== Data supplied
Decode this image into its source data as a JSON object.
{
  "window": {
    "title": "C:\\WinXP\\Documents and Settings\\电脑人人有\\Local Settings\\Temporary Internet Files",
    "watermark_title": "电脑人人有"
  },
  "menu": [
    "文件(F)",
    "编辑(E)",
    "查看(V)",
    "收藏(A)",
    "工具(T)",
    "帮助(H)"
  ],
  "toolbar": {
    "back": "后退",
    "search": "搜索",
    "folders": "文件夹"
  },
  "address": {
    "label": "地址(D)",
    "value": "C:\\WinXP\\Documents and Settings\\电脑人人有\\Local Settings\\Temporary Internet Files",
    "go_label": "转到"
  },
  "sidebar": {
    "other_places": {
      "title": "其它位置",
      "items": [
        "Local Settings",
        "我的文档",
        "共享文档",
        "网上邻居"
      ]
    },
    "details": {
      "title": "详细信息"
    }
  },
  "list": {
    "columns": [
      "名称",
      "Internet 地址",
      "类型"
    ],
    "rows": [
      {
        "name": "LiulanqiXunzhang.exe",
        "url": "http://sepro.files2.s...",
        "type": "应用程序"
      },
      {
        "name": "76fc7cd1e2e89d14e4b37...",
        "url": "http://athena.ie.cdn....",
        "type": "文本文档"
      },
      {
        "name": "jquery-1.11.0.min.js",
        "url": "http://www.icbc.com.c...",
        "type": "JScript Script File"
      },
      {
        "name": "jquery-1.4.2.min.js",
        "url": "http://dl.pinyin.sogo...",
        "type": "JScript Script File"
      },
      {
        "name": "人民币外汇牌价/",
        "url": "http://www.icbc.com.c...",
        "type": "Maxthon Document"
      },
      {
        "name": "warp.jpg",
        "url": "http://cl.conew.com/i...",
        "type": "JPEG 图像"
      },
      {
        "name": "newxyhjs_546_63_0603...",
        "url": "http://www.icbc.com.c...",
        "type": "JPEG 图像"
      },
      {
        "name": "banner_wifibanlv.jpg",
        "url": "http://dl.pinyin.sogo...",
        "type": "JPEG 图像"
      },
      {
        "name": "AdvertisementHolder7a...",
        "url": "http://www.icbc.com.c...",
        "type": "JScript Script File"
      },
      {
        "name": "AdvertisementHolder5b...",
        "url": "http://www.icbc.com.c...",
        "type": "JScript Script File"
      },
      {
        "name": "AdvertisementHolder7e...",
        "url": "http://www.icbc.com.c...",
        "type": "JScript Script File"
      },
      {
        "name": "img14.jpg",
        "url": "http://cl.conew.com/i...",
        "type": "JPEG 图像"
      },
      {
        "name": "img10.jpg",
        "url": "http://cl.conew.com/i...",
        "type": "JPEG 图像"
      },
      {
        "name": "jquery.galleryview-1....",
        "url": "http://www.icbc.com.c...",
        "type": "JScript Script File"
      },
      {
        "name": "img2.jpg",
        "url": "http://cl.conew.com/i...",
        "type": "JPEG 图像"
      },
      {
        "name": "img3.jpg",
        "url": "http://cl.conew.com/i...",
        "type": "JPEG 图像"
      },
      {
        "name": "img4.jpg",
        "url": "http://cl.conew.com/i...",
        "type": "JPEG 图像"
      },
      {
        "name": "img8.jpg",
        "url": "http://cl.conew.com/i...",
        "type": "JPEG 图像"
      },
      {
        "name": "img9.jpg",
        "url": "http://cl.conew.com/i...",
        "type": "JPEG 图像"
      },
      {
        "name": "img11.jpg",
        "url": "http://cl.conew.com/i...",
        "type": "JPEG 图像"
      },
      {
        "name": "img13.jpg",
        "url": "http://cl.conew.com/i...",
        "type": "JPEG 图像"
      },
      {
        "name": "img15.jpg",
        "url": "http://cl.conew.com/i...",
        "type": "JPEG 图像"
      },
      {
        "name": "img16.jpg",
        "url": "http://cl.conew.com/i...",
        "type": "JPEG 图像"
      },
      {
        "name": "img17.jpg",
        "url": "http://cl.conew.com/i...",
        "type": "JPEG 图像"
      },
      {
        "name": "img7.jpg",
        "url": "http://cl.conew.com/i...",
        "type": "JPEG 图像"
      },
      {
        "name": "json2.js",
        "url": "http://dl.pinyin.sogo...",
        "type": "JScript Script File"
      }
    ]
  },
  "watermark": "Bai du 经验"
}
====
**Problem statement**
Take the listing above and set it down exactly.

**Answer in full**
Decode this image into its source data as a JSON object.
{
  "window": {
    "title": "C:\\WinXP\\Documents and Settings\\电脑人人有\\Local Settings\\Temporary Internet Files",
    "watermark_title": "电脑人人有"
  },
  "menu": [
    "文件(F)",
    "编辑(E)",
    "查看(V)",
    "收藏(A)",
    "工具(T)",
    "帮助(H)"
  ],
  "toolbar": {
    "back": "后退",
    "search": "搜索",
    "folders": "文件夹"
  },
  "address": {
    "label": "地址(D)",
    "value": "C:\\WinXP\\Documents and Settings\\电脑人人有\\Local Settings\\Temporary Internet Files",
    "go_label": "转到"
  },
  "sidebar": {
    "other_places": {
      "title": "其它位置",
      "items": [
        "Local Settings",
        "我的文档",
        "共享文档",
        "网上邻居"
      ]
    },
    "details": {
      "title": "详细信息"
    }
  },
  "list": {
    "columns": [
      "名称",
      "Internet 地址",
      "类型"
    ],
    "rows": [
      {
        "name": "LiulanqiXunzhang.exe",
        "url": "http://sepro.files2.s...",
        "type": "应用程序"
      },
      {
        "name": "76fc7cd1e2e89d14e4b37...",
        "url": "http://athena.ie.cdn....",
        "type": "文本文档"
      },
      {
        "name": "jquery-1.11.0.min.js",
        "url": "http://www.icbc.com.c...",
        "type": "JScript Script File"
      },
      {
        "name": "jquery-1.4.2.min.js",
        "url": "http://dl.pinyin.sogo...",
        "type": "JScript Script File"
      },
      {
        "name": "人民币外汇牌价/",
        "url": "http://www.icbc.com.c...",
        "type": "Maxthon Document"
      },
      {
        "name": "warp.jpg",
        "url": "http://cl.conew.com/i...",
        "type": "JPEG 图像"
      },
      {
        "name": "newxyhjs_546_63_0603...",
        "url": "http://www.icbc.com.c...",
        "type": "JPEG 图像"
      },
      {
        "name": "banner_wifibanlv.jpg",
        "url": "http://dl.pinyin.sogo...",
        "type": "JPEG 图像"
      },
      {
        "name": "AdvertisementHolder7a...",
        "url": "http://www.icbc.com.c...",
        "type": "JScript Script File"
      },
      {
        "name": "AdvertisementHolder5b...",
        "url": "http://www.icbc.com.c...",
        "type": "JScript Script File"
      },
      {
        "name": "AdvertisementHolder7e...",
        "url": "http://www.icbc.com.c...",
        "type": "JScript Script File"
      },
      {
        "name": "img14.jpg",
        "url": "http://cl.conew.com/i...",
        "type": "JPEG 图像"
      },
      {
        "name": "img10.jpg",
        "url": "http://cl.conew.com/i...",
        "type": "JPEG 图像"
      },
      {
        "name": "jquery.galleryview-1....",
        "url": "http://www.icbc.com.c...",
        "type": "JScript Script File"
      },
      {
        "name": "img2.jpg",
        "url": "http://cl.conew.com/i...",
        "type": "JPEG 图像"
      },
      {
        "name": "img3.jpg",
        "url": "http://cl.conew.com/i...",
        "type": "JPEG 图像"
      },
      {
        "name": "img4.jpg",
        "url": "http://cl.conew.com/i...",
        "type": "JPEG 图像"
      },
      {
        "name": "img8.jpg",
        "url": "http://cl.conew.com/i...",
        "type": "JPEG 图像"
      },
      {
        "name": "img9.jpg",
        "url": "http://cl.conew.com/i...",
        "type": "JPEG 图像"
      },
      {
        "name": "img11.jpg",
        "url": "http://cl.conew.com/i...",
        "type": "JPEG 图像"
      },
      {
        "name": "img13.jpg",
        "url": "http://cl.conew.com/i...",
        "type": "JPEG 图像"
      },
      {
        "name": "img15.jpg",
        "url": "http://cl.conew.com/i...",
        "type": "JPEG 图像"
      },
      {
        "name": "img16.jpg",
        "url": "http://cl.conew.com/i...",
        "type": "JPEG 图像"
      },
      {
        "name": "img17.jpg",
        "url": "http://cl.conew.com/i...",
        "type": "JPEG 图像"
      },
      {
        "name": "img7.jpg",
        "url": "http://cl.conew.com/i...",
        "type": "JPEG 图像"
      },
      {
        "name": "json2.js",
        "url": "http://dl.pinyin.sogo...",
        "type": "JScript Script File"
      }
    ]
  },
  "watermark": "Bai du 经验"
}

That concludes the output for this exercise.